-- TASK TO COMPLETE --
Set down each line of the material that follows, exactly, with no pictures.

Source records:
##########

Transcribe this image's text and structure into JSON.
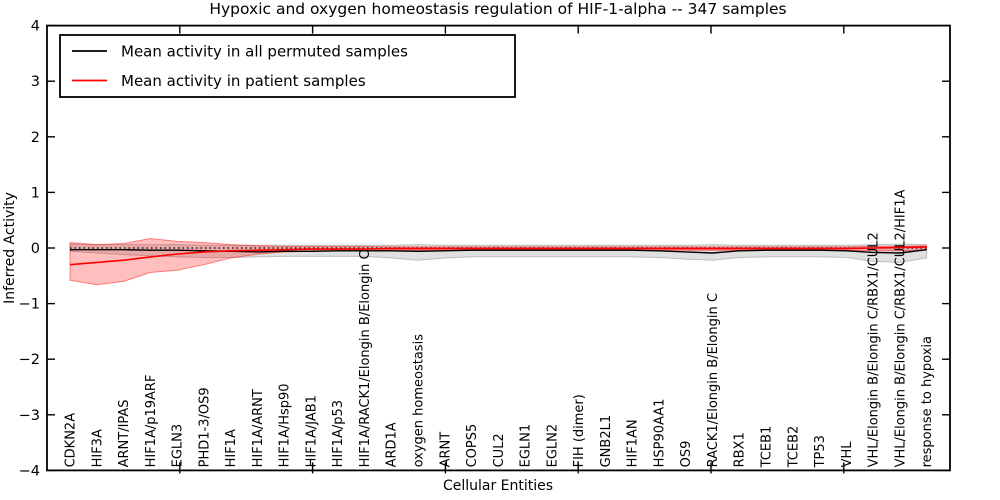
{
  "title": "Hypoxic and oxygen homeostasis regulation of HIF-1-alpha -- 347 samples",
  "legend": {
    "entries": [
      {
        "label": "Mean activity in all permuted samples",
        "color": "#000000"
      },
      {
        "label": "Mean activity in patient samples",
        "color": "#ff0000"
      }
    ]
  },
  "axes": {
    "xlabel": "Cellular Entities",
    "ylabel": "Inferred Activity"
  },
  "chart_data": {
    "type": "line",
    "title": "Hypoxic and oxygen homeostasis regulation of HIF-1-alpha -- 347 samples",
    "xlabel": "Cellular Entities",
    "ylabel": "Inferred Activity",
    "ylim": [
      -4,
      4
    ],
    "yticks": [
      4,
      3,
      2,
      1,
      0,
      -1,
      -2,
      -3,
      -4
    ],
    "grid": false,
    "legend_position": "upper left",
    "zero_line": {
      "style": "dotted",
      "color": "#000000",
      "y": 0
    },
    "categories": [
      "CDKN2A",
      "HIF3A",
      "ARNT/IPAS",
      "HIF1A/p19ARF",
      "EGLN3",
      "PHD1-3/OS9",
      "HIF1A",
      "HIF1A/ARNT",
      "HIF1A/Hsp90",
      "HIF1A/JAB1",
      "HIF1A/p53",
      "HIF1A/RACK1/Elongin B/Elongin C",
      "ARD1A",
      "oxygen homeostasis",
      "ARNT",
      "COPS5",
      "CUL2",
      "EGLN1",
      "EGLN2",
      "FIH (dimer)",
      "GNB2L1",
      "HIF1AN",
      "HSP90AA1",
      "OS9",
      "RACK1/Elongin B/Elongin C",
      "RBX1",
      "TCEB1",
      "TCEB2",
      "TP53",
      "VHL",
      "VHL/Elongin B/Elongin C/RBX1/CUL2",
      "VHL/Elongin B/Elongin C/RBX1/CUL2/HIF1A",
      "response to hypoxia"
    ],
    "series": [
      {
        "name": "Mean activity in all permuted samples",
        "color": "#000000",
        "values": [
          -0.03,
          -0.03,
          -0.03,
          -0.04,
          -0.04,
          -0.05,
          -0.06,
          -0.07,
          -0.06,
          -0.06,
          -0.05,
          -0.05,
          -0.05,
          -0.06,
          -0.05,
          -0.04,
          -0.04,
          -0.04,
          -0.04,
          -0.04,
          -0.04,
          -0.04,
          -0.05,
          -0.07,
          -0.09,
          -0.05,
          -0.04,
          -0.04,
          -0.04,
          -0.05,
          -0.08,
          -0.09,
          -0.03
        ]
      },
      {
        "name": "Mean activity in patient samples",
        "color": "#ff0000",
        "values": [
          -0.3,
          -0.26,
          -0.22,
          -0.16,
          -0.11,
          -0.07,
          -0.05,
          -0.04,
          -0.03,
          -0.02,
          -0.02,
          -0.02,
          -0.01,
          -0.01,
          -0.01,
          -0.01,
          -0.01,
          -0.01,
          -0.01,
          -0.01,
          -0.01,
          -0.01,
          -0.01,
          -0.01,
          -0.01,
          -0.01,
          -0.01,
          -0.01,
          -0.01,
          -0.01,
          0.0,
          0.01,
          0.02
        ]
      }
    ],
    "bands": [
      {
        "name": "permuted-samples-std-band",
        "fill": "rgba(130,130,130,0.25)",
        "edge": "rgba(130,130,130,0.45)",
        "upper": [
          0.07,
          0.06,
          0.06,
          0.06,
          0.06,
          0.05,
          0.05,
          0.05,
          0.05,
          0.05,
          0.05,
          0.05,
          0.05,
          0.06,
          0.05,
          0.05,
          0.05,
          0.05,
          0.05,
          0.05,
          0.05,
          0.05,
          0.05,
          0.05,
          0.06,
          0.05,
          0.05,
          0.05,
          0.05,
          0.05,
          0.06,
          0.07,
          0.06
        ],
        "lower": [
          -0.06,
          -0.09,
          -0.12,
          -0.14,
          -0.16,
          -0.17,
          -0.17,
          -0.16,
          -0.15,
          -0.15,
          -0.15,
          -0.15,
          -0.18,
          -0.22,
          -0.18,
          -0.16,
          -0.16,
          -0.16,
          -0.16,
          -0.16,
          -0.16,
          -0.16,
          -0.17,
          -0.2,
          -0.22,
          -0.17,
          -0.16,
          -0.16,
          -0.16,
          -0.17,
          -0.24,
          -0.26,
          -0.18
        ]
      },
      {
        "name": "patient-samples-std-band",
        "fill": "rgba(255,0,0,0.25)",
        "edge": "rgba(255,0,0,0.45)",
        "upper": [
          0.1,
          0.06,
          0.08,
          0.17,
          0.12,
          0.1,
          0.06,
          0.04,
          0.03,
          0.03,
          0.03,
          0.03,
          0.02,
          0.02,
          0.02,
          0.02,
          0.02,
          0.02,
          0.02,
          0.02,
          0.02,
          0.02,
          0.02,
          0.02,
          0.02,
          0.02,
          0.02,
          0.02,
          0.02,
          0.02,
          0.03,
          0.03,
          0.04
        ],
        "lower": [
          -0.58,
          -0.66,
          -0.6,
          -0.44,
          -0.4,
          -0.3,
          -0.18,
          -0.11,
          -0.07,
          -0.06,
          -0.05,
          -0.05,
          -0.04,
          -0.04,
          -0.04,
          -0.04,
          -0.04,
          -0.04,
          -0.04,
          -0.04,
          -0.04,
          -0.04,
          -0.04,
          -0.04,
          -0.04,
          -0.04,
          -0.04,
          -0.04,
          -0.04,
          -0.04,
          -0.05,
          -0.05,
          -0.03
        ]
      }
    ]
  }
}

##########

-- REPLY TO THE EXERCISE --
Transcribe this image's text and structure into JSON.
{
  "title": "Hypoxic and oxygen homeostasis regulation of HIF-1-alpha -- 347 samples",
  "legend": {
    "entries": [
      {
        "label": "Mean activity in all permuted samples",
        "color": "#000000"
      },
      {
        "label": "Mean activity in patient samples",
        "color": "#ff0000"
      }
    ]
  },
  "axes": {
    "xlabel": "Cellular Entities",
    "ylabel": "Inferred Activity"
  },
  "chart_data": {
    "type": "line",
    "title": "Hypoxic and oxygen homeostasis regulation of HIF-1-alpha -- 347 samples",
    "xlabel": "Cellular Entities",
    "ylabel": "Inferred Activity",
    "ylim": [
      -4,
      4
    ],
    "yticks": [
      4,
      3,
      2,
      1,
      0,
      -1,
      -2,
      -3,
      -4
    ],
    "grid": false,
    "legend_position": "upper left",
    "zero_line": {
      "style": "dotted",
      "color": "#000000",
      "y": 0
    },
    "categories": [
      "CDKN2A",
      "HIF3A",
      "ARNT/IPAS",
      "HIF1A/p19ARF",
      "EGLN3",
      "PHD1-3/OS9",
      "HIF1A",
      "HIF1A/ARNT",
      "HIF1A/Hsp90",
      "HIF1A/JAB1",
      "HIF1A/p53",
      "HIF1A/RACK1/Elongin B/Elongin C",
      "ARD1A",
      "oxygen homeostasis",
      "ARNT",
      "COPS5",
      "CUL2",
      "EGLN1",
      "EGLN2",
      "FIH (dimer)",
      "GNB2L1",
      "HIF1AN",
      "HSP90AA1",
      "OS9",
      "RACK1/Elongin B/Elongin C",
      "RBX1",
      "TCEB1",
      "TCEB2",
      "TP53",
      "VHL",
      "VHL/Elongin B/Elongin C/RBX1/CUL2",
      "VHL/Elongin B/Elongin C/RBX1/CUL2/HIF1A",
      "response to hypoxia"
    ],
    "series": [
      {
        "name": "Mean activity in all permuted samples",
        "color": "#000000",
        "values": [
          -0.03,
          -0.03,
          -0.03,
          -0.04,
          -0.04,
          -0.05,
          -0.06,
          -0.07,
          -0.06,
          -0.06,
          -0.05,
          -0.05,
          -0.05,
          -0.06,
          -0.05,
          -0.04,
          -0.04,
          -0.04,
          -0.04,
          -0.04,
          -0.04,
          -0.04,
          -0.05,
          -0.07,
          -0.09,
          -0.05,
          -0.04,
          -0.04,
          -0.04,
          -0.05,
          -0.08,
          -0.09,
          -0.03
        ]
      },
      {
        "name": "Mean activity in patient samples",
        "color": "#ff0000",
        "values": [
          -0.3,
          -0.26,
          -0.22,
          -0.16,
          -0.11,
          -0.07,
          -0.05,
          -0.04,
          -0.03,
          -0.02,
          -0.02,
          -0.02,
          -0.01,
          -0.01,
          -0.01,
          -0.01,
          -0.01,
          -0.01,
          -0.01,
          -0.01,
          -0.01,
          -0.01,
          -0.01,
          -0.01,
          -0.01,
          -0.01,
          -0.01,
          -0.01,
          -0.01,
          -0.01,
          0.0,
          0.01,
          0.02
        ]
      }
    ],
    "bands": [
      {
        "name": "permuted-samples-std-band",
        "fill": "rgba(130,130,130,0.25)",
        "edge": "rgba(130,130,130,0.45)",
        "upper": [
          0.07,
          0.06,
          0.06,
          0.06,
          0.06,
          0.05,
          0.05,
          0.05,
          0.05,
          0.05,
          0.05,
          0.05,
          0.05,
          0.06,
          0.05,
          0.05,
          0.05,
          0.05,
          0.05,
          0.05,
          0.05,
          0.05,
          0.05,
          0.05,
          0.06,
          0.05,
          0.05,
          0.05,
          0.05,
          0.05,
          0.06,
          0.07,
          0.06
        ],
        "lower": [
          -0.06,
          -0.09,
          -0.12,
          -0.14,
          -0.16,
          -0.17,
          -0.17,
          -0.16,
          -0.15,
          -0.15,
          -0.15,
          -0.15,
          -0.18,
          -0.22,
          -0.18,
          -0.16,
          -0.16,
          -0.16,
          -0.16,
          -0.16,
          -0.16,
          -0.16,
          -0.17,
          -0.2,
          -0.22,
          -0.17,
          -0.16,
          -0.16,
          -0.16,
          -0.17,
          -0.24,
          -0.26,
          -0.18
        ]
      },
      {
        "name": "patient-samples-std-band",
        "fill": "rgba(255,0,0,0.25)",
        "edge": "rgba(255,0,0,0.45)",
        "upper": [
          0.1,
          0.06,
          0.08,
          0.17,
          0.12,
          0.1,
          0.06,
          0.04,
          0.03,
          0.03,
          0.03,
          0.03,
          0.02,
          0.02,
          0.02,
          0.02,
          0.02,
          0.02,
          0.02,
          0.02,
          0.02,
          0.02,
          0.02,
          0.02,
          0.02,
          0.02,
          0.02,
          0.02,
          0.02,
          0.02,
          0.03,
          0.03,
          0.04
        ],
        "lower": [
          -0.58,
          -0.66,
          -0.6,
          -0.44,
          -0.4,
          -0.3,
          -0.18,
          -0.11,
          -0.07,
          -0.06,
          -0.05,
          -0.05,
          -0.04,
          -0.04,
          -0.04,
          -0.04,
          -0.04,
          -0.04,
          -0.04,
          -0.04,
          -0.04,
          -0.04,
          -0.04,
          -0.04,
          -0.04,
          -0.04,
          -0.04,
          -0.04,
          -0.04,
          -0.04,
          -0.05,
          -0.05,
          -0.03
        ]
      }
    ]
  }
}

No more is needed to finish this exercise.